◆ JOB:
Recast each line of the records below as a JSON list of strings, one string per line, with blank lines dropped. Leave the pictures out of the output.
- - - - - - -
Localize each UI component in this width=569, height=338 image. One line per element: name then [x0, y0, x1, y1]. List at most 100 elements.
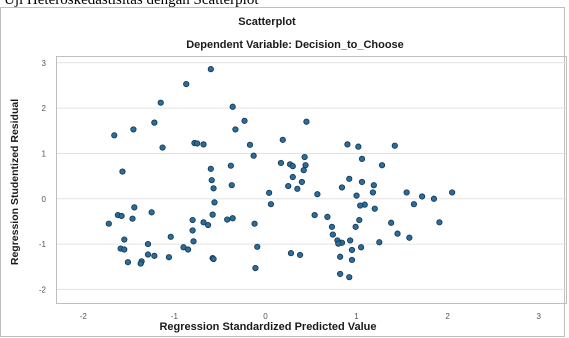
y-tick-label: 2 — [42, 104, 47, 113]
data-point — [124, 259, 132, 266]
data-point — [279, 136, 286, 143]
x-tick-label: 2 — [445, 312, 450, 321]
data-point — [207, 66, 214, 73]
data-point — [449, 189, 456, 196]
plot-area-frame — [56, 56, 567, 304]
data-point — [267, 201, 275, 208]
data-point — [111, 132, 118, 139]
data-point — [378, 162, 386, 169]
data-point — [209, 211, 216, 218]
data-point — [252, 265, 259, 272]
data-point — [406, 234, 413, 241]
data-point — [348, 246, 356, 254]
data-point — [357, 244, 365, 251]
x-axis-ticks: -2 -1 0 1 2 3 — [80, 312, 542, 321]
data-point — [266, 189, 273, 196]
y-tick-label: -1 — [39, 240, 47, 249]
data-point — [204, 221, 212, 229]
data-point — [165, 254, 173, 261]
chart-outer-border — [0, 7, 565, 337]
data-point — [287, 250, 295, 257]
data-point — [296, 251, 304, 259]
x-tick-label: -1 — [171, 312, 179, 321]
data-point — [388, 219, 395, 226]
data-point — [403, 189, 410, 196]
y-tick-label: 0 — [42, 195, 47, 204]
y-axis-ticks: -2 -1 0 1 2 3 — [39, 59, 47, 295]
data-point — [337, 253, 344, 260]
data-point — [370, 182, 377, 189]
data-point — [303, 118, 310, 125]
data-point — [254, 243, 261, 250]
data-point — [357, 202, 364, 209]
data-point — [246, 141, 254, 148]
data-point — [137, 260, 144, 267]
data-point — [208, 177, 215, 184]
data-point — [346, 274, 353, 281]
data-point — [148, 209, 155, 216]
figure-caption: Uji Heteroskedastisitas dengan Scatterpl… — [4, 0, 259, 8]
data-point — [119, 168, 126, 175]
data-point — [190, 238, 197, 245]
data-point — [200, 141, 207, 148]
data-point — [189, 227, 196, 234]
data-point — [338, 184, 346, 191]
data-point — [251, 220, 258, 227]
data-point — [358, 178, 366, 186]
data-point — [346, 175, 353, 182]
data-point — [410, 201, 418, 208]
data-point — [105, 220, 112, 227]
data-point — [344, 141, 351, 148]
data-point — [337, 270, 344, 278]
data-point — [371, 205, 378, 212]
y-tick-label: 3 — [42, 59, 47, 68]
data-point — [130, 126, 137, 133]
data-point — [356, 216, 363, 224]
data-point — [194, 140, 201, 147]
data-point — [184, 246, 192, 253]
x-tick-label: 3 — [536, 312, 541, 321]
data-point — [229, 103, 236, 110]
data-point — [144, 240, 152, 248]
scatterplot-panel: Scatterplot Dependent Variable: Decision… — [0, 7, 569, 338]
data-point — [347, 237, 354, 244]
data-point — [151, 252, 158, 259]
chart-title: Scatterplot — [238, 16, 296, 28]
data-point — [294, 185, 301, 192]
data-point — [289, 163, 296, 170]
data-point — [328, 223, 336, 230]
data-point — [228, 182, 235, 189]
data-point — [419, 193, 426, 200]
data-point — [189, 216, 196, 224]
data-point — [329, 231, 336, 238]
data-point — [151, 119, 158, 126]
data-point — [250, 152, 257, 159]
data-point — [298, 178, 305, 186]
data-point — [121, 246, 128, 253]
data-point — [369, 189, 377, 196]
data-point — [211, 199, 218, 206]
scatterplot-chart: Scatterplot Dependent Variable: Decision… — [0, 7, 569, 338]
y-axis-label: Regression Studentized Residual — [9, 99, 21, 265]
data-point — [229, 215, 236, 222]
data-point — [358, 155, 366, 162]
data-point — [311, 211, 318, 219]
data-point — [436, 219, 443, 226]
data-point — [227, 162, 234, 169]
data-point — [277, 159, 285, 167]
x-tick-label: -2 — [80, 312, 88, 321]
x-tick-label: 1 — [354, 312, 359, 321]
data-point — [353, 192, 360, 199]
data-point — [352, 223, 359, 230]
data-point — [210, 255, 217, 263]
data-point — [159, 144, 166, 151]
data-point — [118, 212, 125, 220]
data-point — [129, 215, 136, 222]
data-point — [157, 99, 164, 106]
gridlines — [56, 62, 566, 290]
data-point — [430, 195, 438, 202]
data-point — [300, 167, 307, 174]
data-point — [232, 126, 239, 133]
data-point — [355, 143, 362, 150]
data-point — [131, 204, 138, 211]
- - - - - - -
◆ RESULT FOR THIS EXERCISE:
[
  "Localize each UI component in this width=569, height=338 image. One line per element: name then [x0, y0, x1, y1]. List at most 100 elements.",
  "y-tick-label: 2 — [42, 104, 47, 113]",
  "data-point — [124, 259, 132, 266]",
  "data-point — [279, 136, 286, 143]",
  "x-tick-label: 2 — [445, 312, 450, 321]",
  "data-point — [207, 66, 214, 73]",
  "data-point — [449, 189, 456, 196]",
  "plot-area-frame — [56, 56, 567, 304]",
  "data-point — [267, 201, 275, 208]",
  "data-point — [111, 132, 118, 139]",
  "data-point — [378, 162, 386, 169]",
  "data-point — [209, 211, 216, 218]",
  "data-point — [252, 265, 259, 272]",
  "data-point — [406, 234, 413, 241]",
  "data-point — [348, 246, 356, 254]",
  "data-point — [357, 244, 365, 251]",
  "x-axis-ticks: -2 -1 0 1 2 3 — [80, 312, 542, 321]",
  "data-point — [266, 189, 273, 196]",
  "y-tick-label: -1 — [39, 240, 47, 249]",
  "data-point — [204, 221, 212, 229]",
  "data-point — [165, 254, 173, 261]",
  "chart-outer-border — [0, 7, 565, 337]",
  "data-point — [287, 250, 295, 257]",
  "data-point — [296, 251, 304, 259]",
  "x-tick-label: -1 — [171, 312, 179, 321]",
  "data-point — [388, 219, 395, 226]",
  "data-point — [403, 189, 410, 196]",
  "y-tick-label: 0 — [42, 195, 47, 204]",
  "y-axis-ticks: -2 -1 0 1 2 3 — [39, 59, 47, 295]",
  "data-point — [337, 253, 344, 260]",
  "data-point — [370, 182, 377, 189]",
  "data-point — [303, 118, 310, 125]",
  "data-point — [254, 243, 261, 250]",
  "data-point — [357, 202, 364, 209]",
  "data-point — [246, 141, 254, 148]",
  "data-point — [137, 260, 144, 267]",
  "data-point — [208, 177, 215, 184]",
  "data-point — [346, 274, 353, 281]",
  "data-point — [148, 209, 155, 216]",
  "figure-caption: Uji Heteroskedastisitas dengan Scatterpl… — [4, 0, 259, 8]",
  "data-point — [119, 168, 126, 175]",
  "data-point — [190, 238, 197, 245]",
  "data-point — [200, 141, 207, 148]",
  "data-point — [189, 227, 196, 234]",
  "data-point — [338, 184, 346, 191]",
  "data-point — [251, 220, 258, 227]",
  "data-point — [358, 178, 366, 186]",
  "data-point — [346, 175, 353, 182]",
  "data-point — [410, 201, 418, 208]",
  "data-point — [105, 220, 112, 227]",
  "data-point — [344, 141, 351, 148]",
  "data-point — [337, 270, 344, 278]",
  "data-point — [371, 205, 378, 212]",
  "y-tick-label: 3 — [42, 59, 47, 68]",
  "data-point — [130, 126, 137, 133]",
  "data-point — [356, 216, 363, 224]",
  "data-point — [194, 140, 201, 147]",
  "data-point — [184, 246, 192, 253]",
  "x-tick-label: 3 — [536, 312, 541, 321]",
  "data-point — [229, 103, 236, 110]",
  "data-point — [144, 240, 152, 248]",
  "scatterplot-panel: Scatterplot Dependent Variable: Decision… — [0, 7, 569, 338]",
  "data-point — [347, 237, 354, 244]",
  "data-point — [151, 252, 158, 259]",
  "chart-title: Scatterplot — [238, 16, 296, 28]",
  "data-point — [294, 185, 301, 192]",
  "data-point — [289, 163, 296, 170]",
  "data-point — [328, 223, 336, 230]",
  "data-point — [228, 182, 235, 189]",
  "data-point — [419, 193, 426, 200]",
  "data-point — [189, 216, 196, 224]",
  "data-point — [329, 231, 336, 238]",
  "data-point — [151, 119, 158, 126]",
  "data-point — [250, 152, 257, 159]",
  "data-point — [298, 178, 305, 186]",
  "data-point — [121, 246, 128, 253]",
  "data-point — [369, 189, 377, 196]",
  "data-point — [211, 199, 218, 206]",
  "scatterplot-chart: Scatterplot Dependent Variable: Decision… — [0, 7, 569, 338]",
  "y-axis-label: Regression Studentized Residual — [9, 99, 21, 265]",
  "data-point — [229, 215, 236, 222]",
  "data-point — [358, 155, 366, 162]",
  "data-point — [311, 211, 318, 219]",
  "data-point — [436, 219, 443, 226]",
  "data-point — [227, 162, 234, 169]",
  "data-point — [277, 159, 285, 167]",
  "x-tick-label: -2 — [80, 312, 88, 321]",
  "x-tick-label: 1 — [354, 312, 359, 321]",
  "data-point — [353, 192, 360, 199]",
  "data-point — [352, 223, 359, 230]",
  "data-point — [210, 255, 217, 263]",
  "data-point — [159, 144, 166, 151]",
  "data-point — [118, 212, 125, 220]",
  "data-point — [129, 215, 136, 222]",
  "data-point — [157, 99, 164, 106]",
  "gridlines — [56, 62, 566, 290]",
  "data-point — [430, 195, 438, 202]",
  "data-point — [300, 167, 307, 174]",
  "data-point — [232, 126, 239, 133]",
  "data-point — [355, 143, 362, 150]",
  "data-point — [131, 204, 138, 211]"
]